→ WHAT THE TASK ASKS:
Take the data below and repeat it exactly.
>> start WORKING DATA
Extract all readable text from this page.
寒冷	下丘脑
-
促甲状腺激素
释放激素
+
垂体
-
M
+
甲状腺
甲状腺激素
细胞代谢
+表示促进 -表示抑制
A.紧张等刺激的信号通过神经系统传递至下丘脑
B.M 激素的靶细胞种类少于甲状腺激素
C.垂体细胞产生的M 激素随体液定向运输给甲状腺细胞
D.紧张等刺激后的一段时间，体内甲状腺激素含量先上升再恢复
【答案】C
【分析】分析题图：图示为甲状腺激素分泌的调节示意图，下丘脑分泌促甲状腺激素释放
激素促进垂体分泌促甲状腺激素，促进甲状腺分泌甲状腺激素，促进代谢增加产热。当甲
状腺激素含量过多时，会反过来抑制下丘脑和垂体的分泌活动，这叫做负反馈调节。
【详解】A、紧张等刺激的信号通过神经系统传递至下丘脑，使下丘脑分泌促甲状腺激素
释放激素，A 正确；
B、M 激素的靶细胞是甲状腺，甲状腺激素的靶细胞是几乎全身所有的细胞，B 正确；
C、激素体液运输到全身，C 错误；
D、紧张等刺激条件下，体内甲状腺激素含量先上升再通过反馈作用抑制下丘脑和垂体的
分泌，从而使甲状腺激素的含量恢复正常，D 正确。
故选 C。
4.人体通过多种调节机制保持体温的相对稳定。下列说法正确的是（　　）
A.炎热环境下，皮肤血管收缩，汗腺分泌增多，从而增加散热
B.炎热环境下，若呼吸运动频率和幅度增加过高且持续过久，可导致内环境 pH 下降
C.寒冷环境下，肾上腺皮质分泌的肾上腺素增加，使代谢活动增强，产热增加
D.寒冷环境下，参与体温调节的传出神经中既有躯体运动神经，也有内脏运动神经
>> end WORKING DATA
→ THE SOLUTION:
Extract all readable text from this page.
寒冷	下丘脑
-
促甲状腺激素
释放激素
+
垂体
-
M
+
甲状腺
甲状腺激素
细胞代谢
+表示促进 -表示抑制
A.紧张等刺激的信号通过神经系统传递至下丘脑
B.M 激素的靶细胞种类少于甲状腺激素
C.垂体细胞产生的M 激素随体液定向运输给甲状腺细胞
D.紧张等刺激后的一段时间，体内甲状腺激素含量先上升再恢复
【答案】C
【分析】分析题图：图示为甲状腺激素分泌的调节示意图，下丘脑分泌促甲状腺激素释放
激素促进垂体分泌促甲状腺激素，促进甲状腺分泌甲状腺激素，促进代谢增加产热。当甲
状腺激素含量过多时，会反过来抑制下丘脑和垂体的分泌活动，这叫做负反馈调节。
【详解】A、紧张等刺激的信号通过神经系统传递至下丘脑，使下丘脑分泌促甲状腺激素
释放激素，A 正确；
B、M 激素的靶细胞是甲状腺，甲状腺激素的靶细胞是几乎全身所有的细胞，B 正确；
C、激素体液运输到全身，C 错误；
D、紧张等刺激条件下，体内甲状腺激素含量先上升再通过反馈作用抑制下丘脑和垂体的
分泌，从而使甲状腺激素的含量恢复正常，D 正确。
故选 C。
4.人体通过多种调节机制保持体温的相对稳定。下列说法正确的是（　　）
A.炎热环境下，皮肤血管收缩，汗腺分泌增多，从而增加散热
B.炎热环境下，若呼吸运动频率和幅度增加过高且持续过久，可导致内环境 pH 下降
C.寒冷环境下，肾上腺皮质分泌的肾上腺素增加，使代谢活动增强，产热增加
D.寒冷环境下，参与体温调节的传出神经中既有躯体运动神经，也有内脏运动神经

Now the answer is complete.